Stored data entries

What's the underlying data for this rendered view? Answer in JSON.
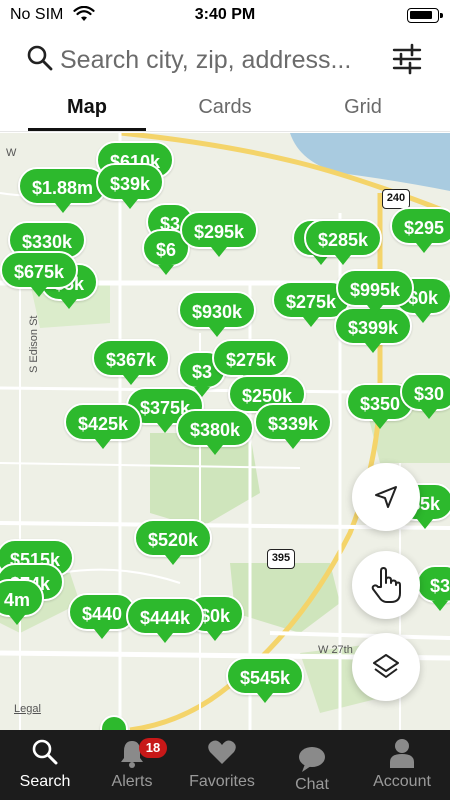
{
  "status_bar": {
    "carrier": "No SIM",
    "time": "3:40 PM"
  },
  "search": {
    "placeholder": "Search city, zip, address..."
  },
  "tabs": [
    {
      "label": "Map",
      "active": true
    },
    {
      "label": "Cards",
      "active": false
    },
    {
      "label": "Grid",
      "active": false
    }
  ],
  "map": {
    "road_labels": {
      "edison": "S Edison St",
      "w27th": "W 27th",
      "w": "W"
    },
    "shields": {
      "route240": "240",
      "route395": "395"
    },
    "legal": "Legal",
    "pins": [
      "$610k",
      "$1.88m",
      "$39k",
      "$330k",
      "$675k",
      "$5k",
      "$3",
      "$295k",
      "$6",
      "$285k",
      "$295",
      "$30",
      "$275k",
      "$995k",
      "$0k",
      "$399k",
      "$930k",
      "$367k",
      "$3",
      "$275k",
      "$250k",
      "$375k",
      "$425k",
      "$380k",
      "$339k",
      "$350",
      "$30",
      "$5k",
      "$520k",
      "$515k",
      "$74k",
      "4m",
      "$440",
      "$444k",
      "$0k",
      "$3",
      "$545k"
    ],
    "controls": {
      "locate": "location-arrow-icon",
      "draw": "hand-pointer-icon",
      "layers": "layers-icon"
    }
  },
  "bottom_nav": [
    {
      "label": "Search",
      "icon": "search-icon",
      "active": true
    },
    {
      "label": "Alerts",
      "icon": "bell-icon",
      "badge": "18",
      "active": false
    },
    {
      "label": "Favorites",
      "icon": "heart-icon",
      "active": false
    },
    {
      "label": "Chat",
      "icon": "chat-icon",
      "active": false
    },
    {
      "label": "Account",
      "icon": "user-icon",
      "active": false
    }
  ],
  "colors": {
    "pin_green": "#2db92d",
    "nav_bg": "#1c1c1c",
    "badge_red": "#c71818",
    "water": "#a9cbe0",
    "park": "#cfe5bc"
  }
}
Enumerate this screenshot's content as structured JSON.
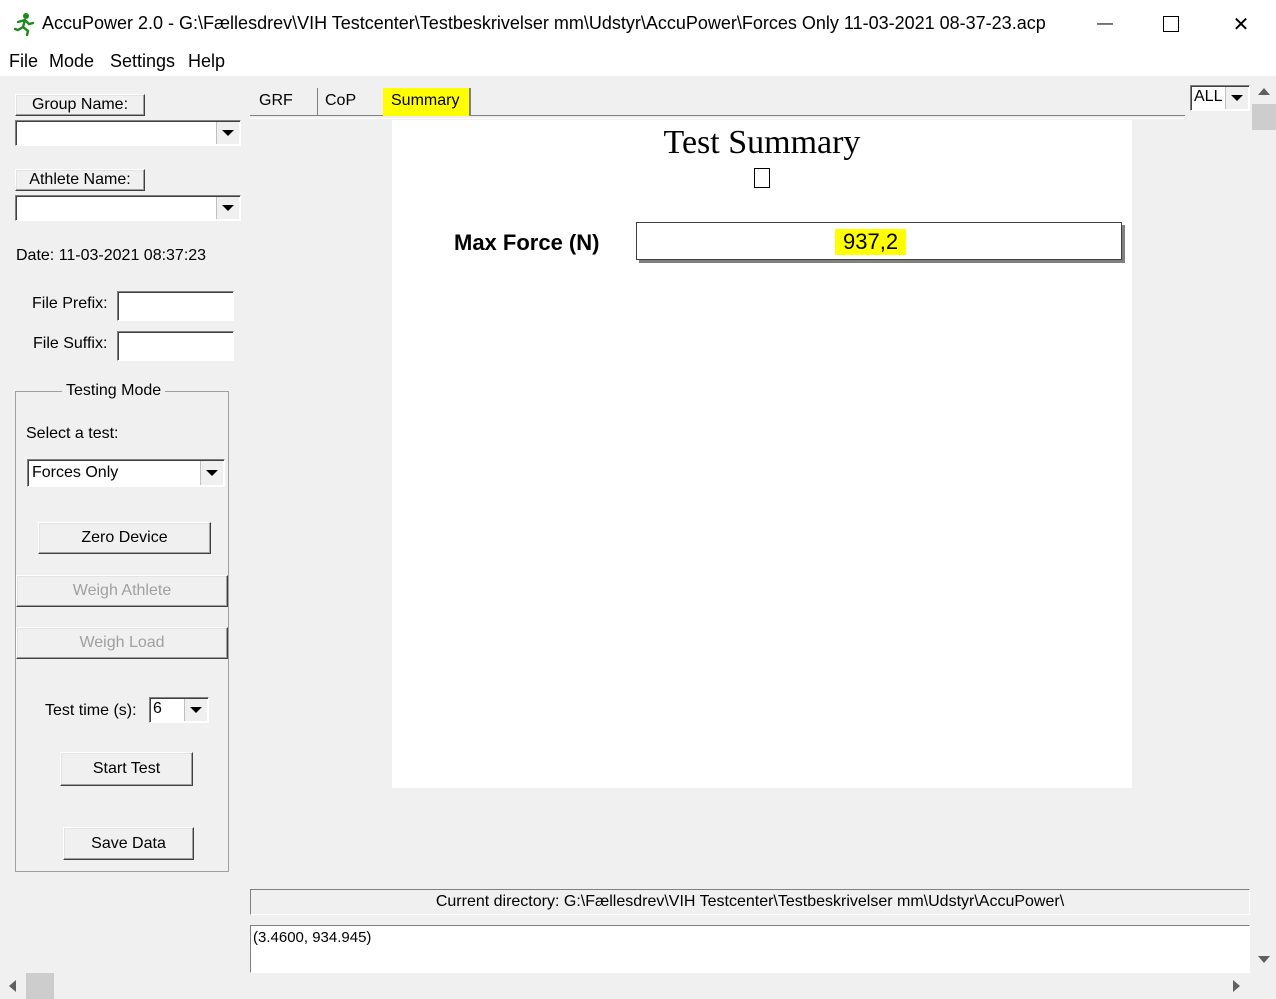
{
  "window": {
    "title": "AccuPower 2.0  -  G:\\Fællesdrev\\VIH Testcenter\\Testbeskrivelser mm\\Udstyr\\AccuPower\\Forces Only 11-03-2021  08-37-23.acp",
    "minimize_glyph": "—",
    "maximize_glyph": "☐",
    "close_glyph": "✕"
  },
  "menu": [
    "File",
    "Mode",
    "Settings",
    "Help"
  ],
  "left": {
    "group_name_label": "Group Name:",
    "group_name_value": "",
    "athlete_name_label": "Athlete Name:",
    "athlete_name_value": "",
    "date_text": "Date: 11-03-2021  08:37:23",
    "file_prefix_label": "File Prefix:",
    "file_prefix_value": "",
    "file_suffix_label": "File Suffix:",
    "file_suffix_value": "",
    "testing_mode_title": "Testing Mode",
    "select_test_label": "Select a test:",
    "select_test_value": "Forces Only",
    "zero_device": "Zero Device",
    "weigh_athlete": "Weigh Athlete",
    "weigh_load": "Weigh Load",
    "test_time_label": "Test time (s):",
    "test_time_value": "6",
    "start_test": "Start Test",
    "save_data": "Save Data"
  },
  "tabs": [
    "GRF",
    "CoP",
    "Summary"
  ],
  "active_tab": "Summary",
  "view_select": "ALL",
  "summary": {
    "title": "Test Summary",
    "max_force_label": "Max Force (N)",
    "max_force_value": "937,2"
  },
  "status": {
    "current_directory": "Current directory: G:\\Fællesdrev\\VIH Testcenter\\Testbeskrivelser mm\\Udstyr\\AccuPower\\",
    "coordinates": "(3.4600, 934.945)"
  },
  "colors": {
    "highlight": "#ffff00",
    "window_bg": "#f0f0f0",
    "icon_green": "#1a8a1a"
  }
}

--

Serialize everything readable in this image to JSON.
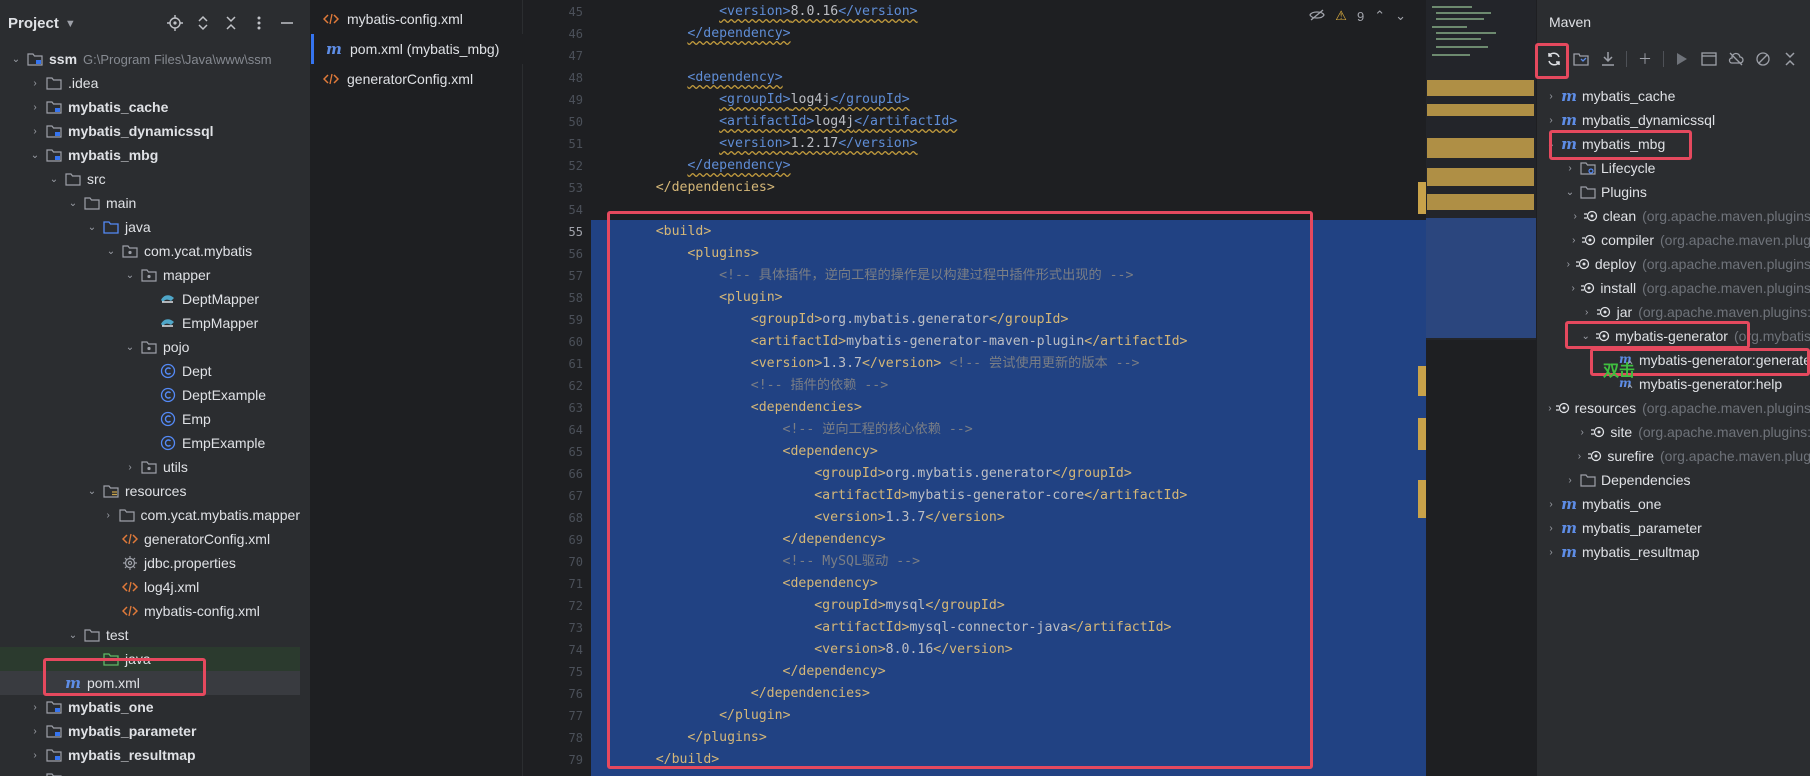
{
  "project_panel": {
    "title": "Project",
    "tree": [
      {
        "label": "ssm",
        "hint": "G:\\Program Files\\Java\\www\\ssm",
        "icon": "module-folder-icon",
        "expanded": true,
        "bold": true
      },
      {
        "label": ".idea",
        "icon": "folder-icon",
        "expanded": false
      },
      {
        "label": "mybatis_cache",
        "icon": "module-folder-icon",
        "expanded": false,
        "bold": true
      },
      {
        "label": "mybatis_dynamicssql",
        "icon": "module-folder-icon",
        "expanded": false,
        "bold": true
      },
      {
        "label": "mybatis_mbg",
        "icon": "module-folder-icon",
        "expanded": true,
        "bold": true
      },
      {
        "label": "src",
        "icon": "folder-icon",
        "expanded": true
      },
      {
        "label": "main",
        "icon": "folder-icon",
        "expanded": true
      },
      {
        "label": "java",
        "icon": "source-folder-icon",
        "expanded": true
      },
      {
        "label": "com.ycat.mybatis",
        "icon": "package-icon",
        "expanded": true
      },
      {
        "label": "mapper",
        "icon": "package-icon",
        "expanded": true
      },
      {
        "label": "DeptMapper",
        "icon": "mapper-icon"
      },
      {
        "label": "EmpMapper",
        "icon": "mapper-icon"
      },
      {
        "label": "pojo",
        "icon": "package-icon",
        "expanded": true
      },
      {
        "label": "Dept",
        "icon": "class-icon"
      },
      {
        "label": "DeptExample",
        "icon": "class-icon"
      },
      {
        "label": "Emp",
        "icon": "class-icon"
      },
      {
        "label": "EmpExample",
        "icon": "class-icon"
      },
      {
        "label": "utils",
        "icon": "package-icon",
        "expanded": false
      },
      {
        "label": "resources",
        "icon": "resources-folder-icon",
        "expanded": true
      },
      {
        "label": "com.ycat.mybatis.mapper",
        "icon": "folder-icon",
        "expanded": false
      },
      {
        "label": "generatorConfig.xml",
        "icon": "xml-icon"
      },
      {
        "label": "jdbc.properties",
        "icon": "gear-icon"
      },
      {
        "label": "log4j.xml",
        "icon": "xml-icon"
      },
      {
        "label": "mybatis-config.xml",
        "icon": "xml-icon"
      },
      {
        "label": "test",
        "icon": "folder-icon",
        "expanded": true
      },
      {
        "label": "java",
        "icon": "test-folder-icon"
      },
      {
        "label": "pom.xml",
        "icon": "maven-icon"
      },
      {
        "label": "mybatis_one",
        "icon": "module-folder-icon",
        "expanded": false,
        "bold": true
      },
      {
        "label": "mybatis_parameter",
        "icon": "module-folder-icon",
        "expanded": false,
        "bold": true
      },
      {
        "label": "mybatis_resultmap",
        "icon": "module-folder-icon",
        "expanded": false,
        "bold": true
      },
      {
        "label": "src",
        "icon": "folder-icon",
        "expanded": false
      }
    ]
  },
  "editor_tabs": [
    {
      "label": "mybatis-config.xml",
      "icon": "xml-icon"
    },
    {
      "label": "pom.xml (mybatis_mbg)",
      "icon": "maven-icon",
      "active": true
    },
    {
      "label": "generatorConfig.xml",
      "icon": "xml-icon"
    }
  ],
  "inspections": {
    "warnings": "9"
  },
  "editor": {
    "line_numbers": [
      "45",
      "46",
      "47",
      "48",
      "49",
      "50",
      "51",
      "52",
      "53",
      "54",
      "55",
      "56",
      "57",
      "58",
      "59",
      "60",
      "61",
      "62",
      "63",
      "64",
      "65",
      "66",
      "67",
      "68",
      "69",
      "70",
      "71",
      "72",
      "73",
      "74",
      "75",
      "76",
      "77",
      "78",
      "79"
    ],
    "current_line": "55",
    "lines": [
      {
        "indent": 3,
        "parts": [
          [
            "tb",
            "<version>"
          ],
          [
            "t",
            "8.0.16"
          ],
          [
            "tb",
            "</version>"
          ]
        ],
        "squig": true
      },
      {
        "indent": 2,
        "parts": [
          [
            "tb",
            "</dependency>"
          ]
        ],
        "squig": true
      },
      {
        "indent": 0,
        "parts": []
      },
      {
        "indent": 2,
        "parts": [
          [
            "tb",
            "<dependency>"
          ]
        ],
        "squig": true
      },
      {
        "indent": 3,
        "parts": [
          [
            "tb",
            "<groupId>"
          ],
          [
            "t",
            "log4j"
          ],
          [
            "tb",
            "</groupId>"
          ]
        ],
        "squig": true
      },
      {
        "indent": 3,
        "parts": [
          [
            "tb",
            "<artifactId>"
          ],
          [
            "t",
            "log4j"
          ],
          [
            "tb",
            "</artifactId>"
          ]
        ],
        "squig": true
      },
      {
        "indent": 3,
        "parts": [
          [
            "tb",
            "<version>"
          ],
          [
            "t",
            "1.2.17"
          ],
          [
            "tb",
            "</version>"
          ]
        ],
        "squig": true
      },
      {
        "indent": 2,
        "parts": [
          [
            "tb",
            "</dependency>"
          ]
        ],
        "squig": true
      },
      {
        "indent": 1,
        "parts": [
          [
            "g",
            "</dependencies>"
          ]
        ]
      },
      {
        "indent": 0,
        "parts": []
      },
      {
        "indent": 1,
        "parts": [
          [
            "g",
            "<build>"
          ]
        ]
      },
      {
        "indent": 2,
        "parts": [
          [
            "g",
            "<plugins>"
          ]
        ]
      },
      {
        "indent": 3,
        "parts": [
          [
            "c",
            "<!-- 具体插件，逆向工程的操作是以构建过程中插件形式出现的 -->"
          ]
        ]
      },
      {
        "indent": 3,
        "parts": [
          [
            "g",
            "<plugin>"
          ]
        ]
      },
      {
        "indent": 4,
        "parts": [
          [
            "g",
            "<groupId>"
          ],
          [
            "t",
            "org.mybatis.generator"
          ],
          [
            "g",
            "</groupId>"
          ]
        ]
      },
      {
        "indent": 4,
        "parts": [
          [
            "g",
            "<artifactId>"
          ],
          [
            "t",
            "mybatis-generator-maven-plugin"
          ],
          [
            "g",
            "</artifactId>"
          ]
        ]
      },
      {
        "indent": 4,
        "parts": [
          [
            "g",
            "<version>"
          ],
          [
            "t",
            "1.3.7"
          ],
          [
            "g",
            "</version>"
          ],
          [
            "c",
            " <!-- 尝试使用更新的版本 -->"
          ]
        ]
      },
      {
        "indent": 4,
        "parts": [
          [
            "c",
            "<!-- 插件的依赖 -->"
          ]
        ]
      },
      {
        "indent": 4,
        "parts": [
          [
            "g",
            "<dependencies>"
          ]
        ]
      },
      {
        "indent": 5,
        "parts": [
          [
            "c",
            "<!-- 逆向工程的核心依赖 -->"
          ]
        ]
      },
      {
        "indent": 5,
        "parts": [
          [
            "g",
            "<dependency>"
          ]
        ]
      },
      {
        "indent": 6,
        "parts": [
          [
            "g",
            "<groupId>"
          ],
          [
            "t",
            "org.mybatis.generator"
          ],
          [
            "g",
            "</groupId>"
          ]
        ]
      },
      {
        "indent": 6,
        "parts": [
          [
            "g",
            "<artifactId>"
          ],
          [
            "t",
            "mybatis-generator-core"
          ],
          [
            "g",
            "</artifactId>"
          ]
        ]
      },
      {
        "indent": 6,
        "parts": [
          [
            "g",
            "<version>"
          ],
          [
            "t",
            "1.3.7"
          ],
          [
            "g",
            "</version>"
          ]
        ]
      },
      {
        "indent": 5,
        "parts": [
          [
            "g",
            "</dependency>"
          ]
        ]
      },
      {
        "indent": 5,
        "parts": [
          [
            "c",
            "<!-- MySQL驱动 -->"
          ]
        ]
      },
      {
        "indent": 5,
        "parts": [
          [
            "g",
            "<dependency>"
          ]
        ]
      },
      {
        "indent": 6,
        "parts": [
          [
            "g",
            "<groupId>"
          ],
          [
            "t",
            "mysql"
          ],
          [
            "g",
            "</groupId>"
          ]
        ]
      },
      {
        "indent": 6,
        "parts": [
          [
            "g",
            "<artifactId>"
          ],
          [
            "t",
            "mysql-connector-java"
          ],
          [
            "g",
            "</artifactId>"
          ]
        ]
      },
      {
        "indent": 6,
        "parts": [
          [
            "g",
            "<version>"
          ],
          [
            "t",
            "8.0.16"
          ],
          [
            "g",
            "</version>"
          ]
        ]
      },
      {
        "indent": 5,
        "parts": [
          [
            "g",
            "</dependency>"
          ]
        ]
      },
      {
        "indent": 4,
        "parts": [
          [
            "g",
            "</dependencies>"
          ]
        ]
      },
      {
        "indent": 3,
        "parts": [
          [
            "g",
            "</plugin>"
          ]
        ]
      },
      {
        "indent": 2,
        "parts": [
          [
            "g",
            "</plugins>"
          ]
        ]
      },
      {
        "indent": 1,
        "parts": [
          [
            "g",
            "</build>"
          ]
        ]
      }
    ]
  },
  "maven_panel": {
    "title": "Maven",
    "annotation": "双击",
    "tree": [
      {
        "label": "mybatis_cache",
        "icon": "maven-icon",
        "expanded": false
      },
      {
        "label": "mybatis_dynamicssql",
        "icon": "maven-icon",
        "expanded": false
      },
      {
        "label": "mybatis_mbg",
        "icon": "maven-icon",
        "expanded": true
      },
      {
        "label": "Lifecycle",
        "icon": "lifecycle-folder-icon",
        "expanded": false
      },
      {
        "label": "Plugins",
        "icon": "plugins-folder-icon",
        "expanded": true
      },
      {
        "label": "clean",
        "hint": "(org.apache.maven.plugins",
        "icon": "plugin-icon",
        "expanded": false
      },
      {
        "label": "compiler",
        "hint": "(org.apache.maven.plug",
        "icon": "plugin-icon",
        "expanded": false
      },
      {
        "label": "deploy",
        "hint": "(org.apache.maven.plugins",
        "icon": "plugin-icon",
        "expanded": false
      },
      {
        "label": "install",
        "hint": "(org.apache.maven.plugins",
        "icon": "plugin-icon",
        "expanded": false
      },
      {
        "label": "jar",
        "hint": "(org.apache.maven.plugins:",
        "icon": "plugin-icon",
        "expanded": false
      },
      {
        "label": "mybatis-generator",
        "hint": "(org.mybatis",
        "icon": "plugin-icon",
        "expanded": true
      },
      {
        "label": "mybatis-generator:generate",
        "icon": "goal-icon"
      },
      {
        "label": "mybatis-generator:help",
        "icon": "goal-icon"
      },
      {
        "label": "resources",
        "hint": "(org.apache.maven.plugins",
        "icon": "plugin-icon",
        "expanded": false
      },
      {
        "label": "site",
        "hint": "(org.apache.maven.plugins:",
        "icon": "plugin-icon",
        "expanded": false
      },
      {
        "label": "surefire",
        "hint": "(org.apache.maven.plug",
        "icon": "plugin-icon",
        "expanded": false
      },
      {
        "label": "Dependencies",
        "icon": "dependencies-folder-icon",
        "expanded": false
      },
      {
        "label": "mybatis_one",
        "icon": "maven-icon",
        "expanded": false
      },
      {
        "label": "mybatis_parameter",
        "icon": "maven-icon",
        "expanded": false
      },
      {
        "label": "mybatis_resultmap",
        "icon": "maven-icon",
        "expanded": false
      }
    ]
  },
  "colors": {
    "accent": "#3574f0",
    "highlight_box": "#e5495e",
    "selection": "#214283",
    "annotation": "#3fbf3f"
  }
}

* * *

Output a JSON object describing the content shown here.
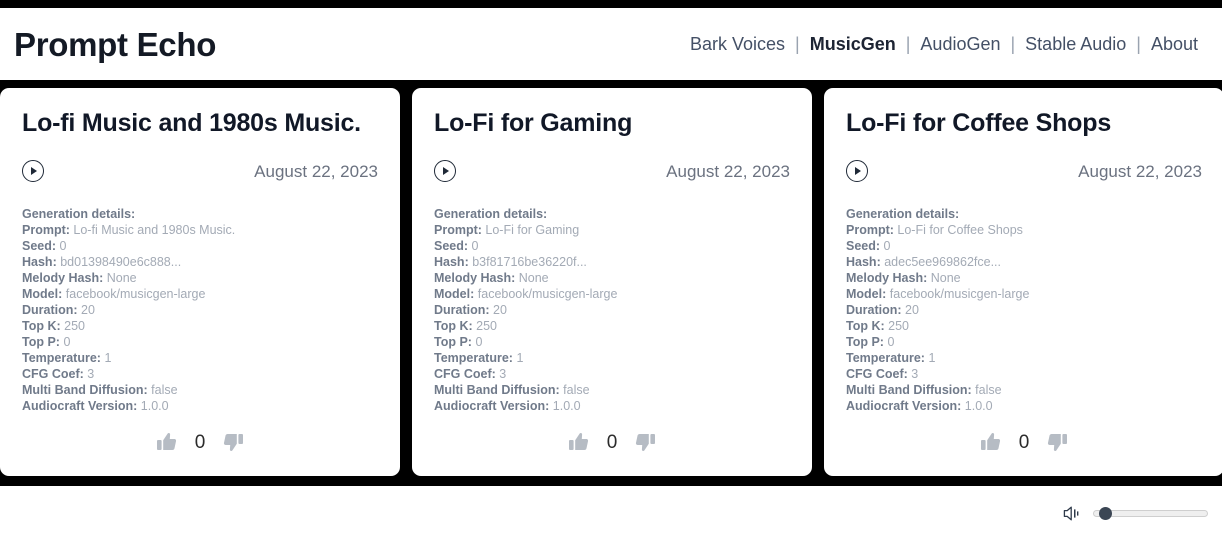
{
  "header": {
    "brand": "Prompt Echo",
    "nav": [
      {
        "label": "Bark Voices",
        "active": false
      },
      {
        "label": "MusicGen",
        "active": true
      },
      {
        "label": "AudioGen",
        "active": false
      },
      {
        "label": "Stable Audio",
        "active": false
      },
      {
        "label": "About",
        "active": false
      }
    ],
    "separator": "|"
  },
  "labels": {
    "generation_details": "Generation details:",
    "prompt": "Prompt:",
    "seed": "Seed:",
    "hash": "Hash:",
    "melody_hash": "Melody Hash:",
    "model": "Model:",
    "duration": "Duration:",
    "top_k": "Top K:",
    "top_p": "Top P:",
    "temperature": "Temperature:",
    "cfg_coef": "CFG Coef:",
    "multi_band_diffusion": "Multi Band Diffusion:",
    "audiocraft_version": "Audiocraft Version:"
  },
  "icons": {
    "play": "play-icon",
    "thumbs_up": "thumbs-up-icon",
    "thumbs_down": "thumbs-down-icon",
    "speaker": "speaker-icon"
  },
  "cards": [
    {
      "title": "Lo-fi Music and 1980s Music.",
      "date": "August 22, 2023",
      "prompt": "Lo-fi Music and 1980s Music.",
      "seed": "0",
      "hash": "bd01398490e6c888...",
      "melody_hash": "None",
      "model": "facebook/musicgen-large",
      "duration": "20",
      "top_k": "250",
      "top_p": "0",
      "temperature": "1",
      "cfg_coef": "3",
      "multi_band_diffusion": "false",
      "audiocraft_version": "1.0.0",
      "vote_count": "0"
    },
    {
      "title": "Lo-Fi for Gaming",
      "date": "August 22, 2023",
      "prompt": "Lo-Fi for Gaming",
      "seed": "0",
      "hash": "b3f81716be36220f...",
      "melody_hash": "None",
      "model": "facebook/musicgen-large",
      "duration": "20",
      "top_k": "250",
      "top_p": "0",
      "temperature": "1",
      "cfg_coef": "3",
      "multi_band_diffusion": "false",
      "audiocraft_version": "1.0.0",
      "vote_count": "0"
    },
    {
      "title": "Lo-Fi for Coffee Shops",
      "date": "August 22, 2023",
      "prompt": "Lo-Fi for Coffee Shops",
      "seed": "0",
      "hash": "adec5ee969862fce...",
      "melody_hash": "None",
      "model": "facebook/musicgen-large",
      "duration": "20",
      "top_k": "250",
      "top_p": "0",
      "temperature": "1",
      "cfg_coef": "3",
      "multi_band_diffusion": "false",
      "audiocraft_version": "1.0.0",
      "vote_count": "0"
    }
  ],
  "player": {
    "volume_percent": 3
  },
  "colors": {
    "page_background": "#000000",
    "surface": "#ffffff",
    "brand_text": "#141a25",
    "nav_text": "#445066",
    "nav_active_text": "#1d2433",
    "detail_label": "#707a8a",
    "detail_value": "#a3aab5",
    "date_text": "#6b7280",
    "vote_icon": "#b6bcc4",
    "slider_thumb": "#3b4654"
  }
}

WHAT THE TASK REQUIRES: Write out every line of the listing that holds the word "Forces".

COMPLETE RESPONSE:
    "title": "AccuPower 2.0  -  G:\\Fællesdrev\\VIH Testcenter\\Testbeskrivelser mm\\Udstyr\\AccuPower\\Forces Only 11-03-2021  08-37-23.acp",
    "select_test_value": "Forces Only",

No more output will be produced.